SET TASK |
Omit every picture and output the rest of the records exactly as they are.

··········

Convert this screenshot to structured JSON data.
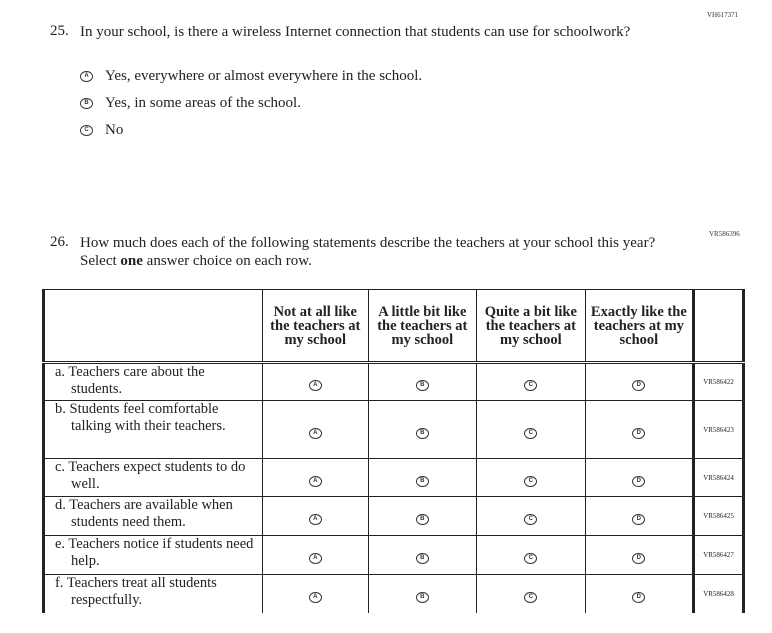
{
  "q25": {
    "code": "VH617371",
    "number": "25.",
    "text": "In your school, is there a wireless Internet connection that students can use for schoolwork?",
    "options": [
      {
        "letter": "A",
        "label": "Yes, everywhere or almost everywhere in the school."
      },
      {
        "letter": "B",
        "label": "Yes, in some areas of the school."
      },
      {
        "letter": "C",
        "label": "No"
      }
    ]
  },
  "q26": {
    "code": "VR586396",
    "number": "26.",
    "text_before": "How much does each of the following statements describe the teachers at your school this year? Select ",
    "text_bold": "one",
    "text_after": " answer choice on each row.",
    "columns": [
      "Not at all like the teachers at my school",
      "A little bit like the teachers at my school",
      "Quite a bit like the teachers at my school",
      "Exactly like the teachers at my school"
    ],
    "letters": [
      "A",
      "B",
      "C",
      "D"
    ],
    "rows": [
      {
        "label": "a. Teachers care about the students.",
        "code": "VR586422"
      },
      {
        "label": "b. Students feel comfortable talking with their teachers.",
        "code": "VR586423"
      },
      {
        "label": "c. Teachers expect students to do well.",
        "code": "VR586424"
      },
      {
        "label": "d. Teachers are available when students need them.",
        "code": "VR586425"
      },
      {
        "label": "e. Teachers notice if students need help.",
        "code": "VR586427"
      },
      {
        "label": "f. Teachers treat all students respectfully.",
        "code": "VR586428"
      }
    ]
  }
}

··········

THE COMPLETED TASK |
Convert this screenshot to structured JSON data.
{
  "q25": {
    "code": "VH617371",
    "number": "25.",
    "text": "In your school, is there a wireless Internet connection that students can use for schoolwork?",
    "options": [
      {
        "letter": "A",
        "label": "Yes, everywhere or almost everywhere in the school."
      },
      {
        "letter": "B",
        "label": "Yes, in some areas of the school."
      },
      {
        "letter": "C",
        "label": "No"
      }
    ]
  },
  "q26": {
    "code": "VR586396",
    "number": "26.",
    "text_before": "How much does each of the following statements describe the teachers at your school this year? Select ",
    "text_bold": "one",
    "text_after": " answer choice on each row.",
    "columns": [
      "Not at all like the teachers at my school",
      "A little bit like the teachers at my school",
      "Quite a bit like the teachers at my school",
      "Exactly like the teachers at my school"
    ],
    "letters": [
      "A",
      "B",
      "C",
      "D"
    ],
    "rows": [
      {
        "label": "a. Teachers care about the students.",
        "code": "VR586422"
      },
      {
        "label": "b. Students feel comfortable talking with their teachers.",
        "code": "VR586423"
      },
      {
        "label": "c. Teachers expect students to do well.",
        "code": "VR586424"
      },
      {
        "label": "d. Teachers are available when students need them.",
        "code": "VR586425"
      },
      {
        "label": "e. Teachers notice if students need help.",
        "code": "VR586427"
      },
      {
        "label": "f. Teachers treat all students respectfully.",
        "code": "VR586428"
      }
    ]
  }
}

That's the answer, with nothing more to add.